Stored entries>
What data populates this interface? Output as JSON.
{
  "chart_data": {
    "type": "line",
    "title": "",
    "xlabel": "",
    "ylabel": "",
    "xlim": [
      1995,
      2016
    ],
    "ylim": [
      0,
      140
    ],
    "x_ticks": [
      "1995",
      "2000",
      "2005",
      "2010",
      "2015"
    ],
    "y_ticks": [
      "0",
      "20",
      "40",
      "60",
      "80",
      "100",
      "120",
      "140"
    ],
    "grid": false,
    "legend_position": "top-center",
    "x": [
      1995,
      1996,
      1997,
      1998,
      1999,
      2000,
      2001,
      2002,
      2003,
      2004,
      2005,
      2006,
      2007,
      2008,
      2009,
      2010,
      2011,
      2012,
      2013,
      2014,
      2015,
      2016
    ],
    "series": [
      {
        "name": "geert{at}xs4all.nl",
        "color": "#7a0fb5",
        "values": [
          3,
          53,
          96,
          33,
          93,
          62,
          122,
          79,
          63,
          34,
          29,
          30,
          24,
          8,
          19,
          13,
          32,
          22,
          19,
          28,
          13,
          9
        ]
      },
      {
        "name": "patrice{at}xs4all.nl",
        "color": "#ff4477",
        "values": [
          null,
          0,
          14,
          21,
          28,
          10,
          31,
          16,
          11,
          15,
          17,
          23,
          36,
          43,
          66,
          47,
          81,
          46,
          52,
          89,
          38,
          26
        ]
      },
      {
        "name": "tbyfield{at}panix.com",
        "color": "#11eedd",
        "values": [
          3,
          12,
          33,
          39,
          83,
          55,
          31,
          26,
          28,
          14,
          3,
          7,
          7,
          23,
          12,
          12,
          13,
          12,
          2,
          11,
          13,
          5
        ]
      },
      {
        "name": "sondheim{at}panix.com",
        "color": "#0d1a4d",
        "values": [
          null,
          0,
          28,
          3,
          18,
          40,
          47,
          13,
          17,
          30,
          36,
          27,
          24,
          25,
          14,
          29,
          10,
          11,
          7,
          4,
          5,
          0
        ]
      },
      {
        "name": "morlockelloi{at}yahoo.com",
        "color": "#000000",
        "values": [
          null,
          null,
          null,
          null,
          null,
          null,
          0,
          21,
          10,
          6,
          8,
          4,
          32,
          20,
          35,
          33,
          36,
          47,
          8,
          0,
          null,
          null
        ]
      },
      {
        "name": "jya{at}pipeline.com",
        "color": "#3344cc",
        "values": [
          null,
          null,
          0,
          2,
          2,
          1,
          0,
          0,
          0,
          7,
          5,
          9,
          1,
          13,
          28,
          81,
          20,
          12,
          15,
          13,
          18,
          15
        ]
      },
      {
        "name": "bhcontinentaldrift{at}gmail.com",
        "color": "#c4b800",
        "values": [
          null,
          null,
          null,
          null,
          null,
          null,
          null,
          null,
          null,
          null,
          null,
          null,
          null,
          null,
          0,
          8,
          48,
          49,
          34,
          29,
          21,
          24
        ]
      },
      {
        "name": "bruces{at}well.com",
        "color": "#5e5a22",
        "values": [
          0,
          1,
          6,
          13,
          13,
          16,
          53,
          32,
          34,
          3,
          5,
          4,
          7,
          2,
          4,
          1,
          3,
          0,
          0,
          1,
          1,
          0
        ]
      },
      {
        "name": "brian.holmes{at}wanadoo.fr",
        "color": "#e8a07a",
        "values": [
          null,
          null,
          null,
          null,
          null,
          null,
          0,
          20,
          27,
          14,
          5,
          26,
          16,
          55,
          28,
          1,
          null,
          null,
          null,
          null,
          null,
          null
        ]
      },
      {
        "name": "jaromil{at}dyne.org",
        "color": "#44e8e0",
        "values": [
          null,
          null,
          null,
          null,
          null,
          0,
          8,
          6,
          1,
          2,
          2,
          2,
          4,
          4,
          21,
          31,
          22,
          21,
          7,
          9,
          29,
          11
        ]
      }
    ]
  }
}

EXERCISE PROMPT> Output all of the material, please, exactly as it stands.

ANSWER TO THIS PROBLEM>
What data populates this interface? Output as JSON.
{
  "chart_data": {
    "type": "line",
    "title": "",
    "xlabel": "",
    "ylabel": "",
    "xlim": [
      1995,
      2016
    ],
    "ylim": [
      0,
      140
    ],
    "x_ticks": [
      "1995",
      "2000",
      "2005",
      "2010",
      "2015"
    ],
    "y_ticks": [
      "0",
      "20",
      "40",
      "60",
      "80",
      "100",
      "120",
      "140"
    ],
    "grid": false,
    "legend_position": "top-center",
    "x": [
      1995,
      1996,
      1997,
      1998,
      1999,
      2000,
      2001,
      2002,
      2003,
      2004,
      2005,
      2006,
      2007,
      2008,
      2009,
      2010,
      2011,
      2012,
      2013,
      2014,
      2015,
      2016
    ],
    "series": [
      {
        "name": "geert{at}xs4all.nl",
        "color": "#7a0fb5",
        "values": [
          3,
          53,
          96,
          33,
          93,
          62,
          122,
          79,
          63,
          34,
          29,
          30,
          24,
          8,
          19,
          13,
          32,
          22,
          19,
          28,
          13,
          9
        ]
      },
      {
        "name": "patrice{at}xs4all.nl",
        "color": "#ff4477",
        "values": [
          null,
          0,
          14,
          21,
          28,
          10,
          31,
          16,
          11,
          15,
          17,
          23,
          36,
          43,
          66,
          47,
          81,
          46,
          52,
          89,
          38,
          26
        ]
      },
      {
        "name": "tbyfield{at}panix.com",
        "color": "#11eedd",
        "values": [
          3,
          12,
          33,
          39,
          83,
          55,
          31,
          26,
          28,
          14,
          3,
          7,
          7,
          23,
          12,
          12,
          13,
          12,
          2,
          11,
          13,
          5
        ]
      },
      {
        "name": "sondheim{at}panix.com",
        "color": "#0d1a4d",
        "values": [
          null,
          0,
          28,
          3,
          18,
          40,
          47,
          13,
          17,
          30,
          36,
          27,
          24,
          25,
          14,
          29,
          10,
          11,
          7,
          4,
          5,
          0
        ]
      },
      {
        "name": "morlockelloi{at}yahoo.com",
        "color": "#000000",
        "values": [
          null,
          null,
          null,
          null,
          null,
          null,
          0,
          21,
          10,
          6,
          8,
          4,
          32,
          20,
          35,
          33,
          36,
          47,
          8,
          0,
          null,
          null
        ]
      },
      {
        "name": "jya{at}pipeline.com",
        "color": "#3344cc",
        "values": [
          null,
          null,
          0,
          2,
          2,
          1,
          0,
          0,
          0,
          7,
          5,
          9,
          1,
          13,
          28,
          81,
          20,
          12,
          15,
          13,
          18,
          15
        ]
      },
      {
        "name": "bhcontinentaldrift{at}gmail.com",
        "color": "#c4b800",
        "values": [
          null,
          null,
          null,
          null,
          null,
          null,
          null,
          null,
          null,
          null,
          null,
          null,
          null,
          null,
          0,
          8,
          48,
          49,
          34,
          29,
          21,
          24
        ]
      },
      {
        "name": "bruces{at}well.com",
        "color": "#5e5a22",
        "values": [
          0,
          1,
          6,
          13,
          13,
          16,
          53,
          32,
          34,
          3,
          5,
          4,
          7,
          2,
          4,
          1,
          3,
          0,
          0,
          1,
          1,
          0
        ]
      },
      {
        "name": "brian.holmes{at}wanadoo.fr",
        "color": "#e8a07a",
        "values": [
          null,
          null,
          null,
          null,
          null,
          null,
          0,
          20,
          27,
          14,
          5,
          26,
          16,
          55,
          28,
          1,
          null,
          null,
          null,
          null,
          null,
          null
        ]
      },
      {
        "name": "jaromil{at}dyne.org",
        "color": "#44e8e0",
        "values": [
          null,
          null,
          null,
          null,
          null,
          0,
          8,
          6,
          1,
          2,
          2,
          2,
          4,
          4,
          21,
          31,
          22,
          21,
          7,
          9,
          29,
          11
        ]
      }
    ]
  }
}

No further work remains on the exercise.